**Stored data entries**
•••

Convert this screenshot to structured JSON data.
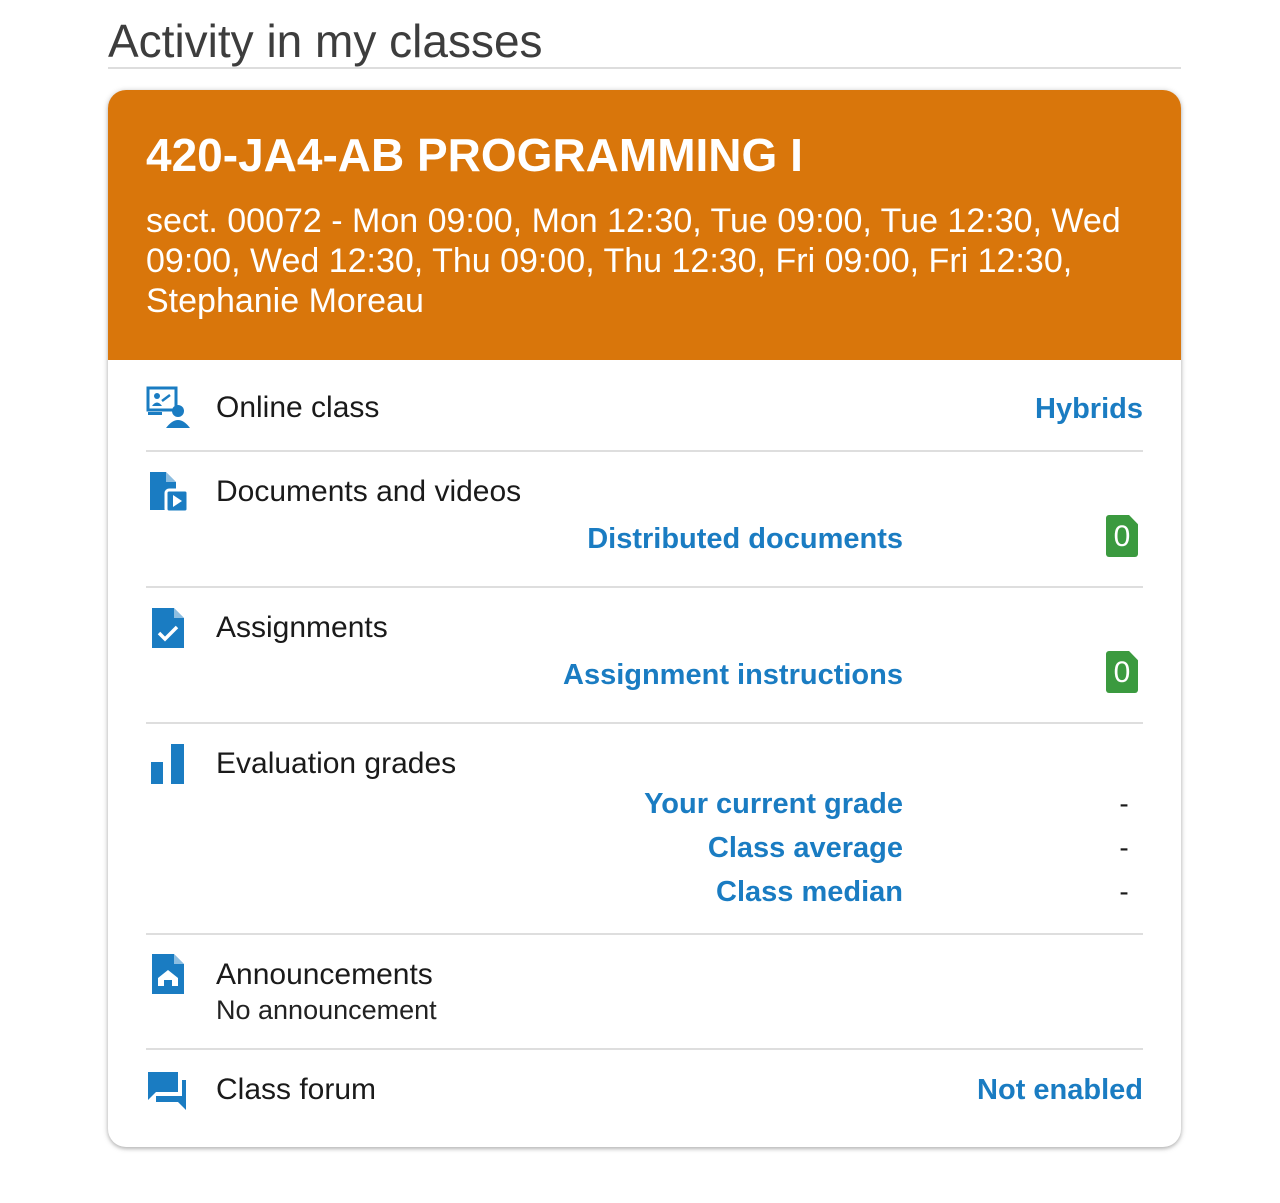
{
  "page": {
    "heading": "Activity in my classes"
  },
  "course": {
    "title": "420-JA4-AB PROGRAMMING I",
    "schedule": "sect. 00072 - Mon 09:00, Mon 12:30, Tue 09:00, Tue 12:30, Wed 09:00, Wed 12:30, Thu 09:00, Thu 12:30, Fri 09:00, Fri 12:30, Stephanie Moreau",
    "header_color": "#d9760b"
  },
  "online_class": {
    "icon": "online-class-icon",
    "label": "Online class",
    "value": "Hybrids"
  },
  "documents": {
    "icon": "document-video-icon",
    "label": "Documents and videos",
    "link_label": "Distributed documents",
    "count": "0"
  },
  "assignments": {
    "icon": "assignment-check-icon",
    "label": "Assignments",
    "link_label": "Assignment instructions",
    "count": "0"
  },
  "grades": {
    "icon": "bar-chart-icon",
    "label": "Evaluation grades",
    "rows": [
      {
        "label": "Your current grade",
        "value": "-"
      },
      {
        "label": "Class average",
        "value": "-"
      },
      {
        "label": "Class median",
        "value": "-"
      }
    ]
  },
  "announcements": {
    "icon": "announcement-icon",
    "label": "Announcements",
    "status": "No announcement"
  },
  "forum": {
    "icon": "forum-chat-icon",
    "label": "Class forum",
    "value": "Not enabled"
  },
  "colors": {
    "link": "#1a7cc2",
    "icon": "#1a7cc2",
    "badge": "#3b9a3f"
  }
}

•••

**Exercise**
Pictures are to be left out; the records above must be repeated word for word.

**Written answer**
Convert this screenshot to structured JSON data.
{
  "page": {
    "heading": "Activity in my classes"
  },
  "course": {
    "title": "420-JA4-AB PROGRAMMING I",
    "schedule": "sect. 00072 - Mon 09:00, Mon 12:30, Tue 09:00, Tue 12:30, Wed 09:00, Wed 12:30, Thu 09:00, Thu 12:30, Fri 09:00, Fri 12:30, Stephanie Moreau",
    "header_color": "#d9760b"
  },
  "online_class": {
    "icon": "online-class-icon",
    "label": "Online class",
    "value": "Hybrids"
  },
  "documents": {
    "icon": "document-video-icon",
    "label": "Documents and videos",
    "link_label": "Distributed documents",
    "count": "0"
  },
  "assignments": {
    "icon": "assignment-check-icon",
    "label": "Assignments",
    "link_label": "Assignment instructions",
    "count": "0"
  },
  "grades": {
    "icon": "bar-chart-icon",
    "label": "Evaluation grades",
    "rows": [
      {
        "label": "Your current grade",
        "value": "-"
      },
      {
        "label": "Class average",
        "value": "-"
      },
      {
        "label": "Class median",
        "value": "-"
      }
    ]
  },
  "announcements": {
    "icon": "announcement-icon",
    "label": "Announcements",
    "status": "No announcement"
  },
  "forum": {
    "icon": "forum-chat-icon",
    "label": "Class forum",
    "value": "Not enabled"
  },
  "colors": {
    "link": "#1a7cc2",
    "icon": "#1a7cc2",
    "badge": "#3b9a3f"
  }
}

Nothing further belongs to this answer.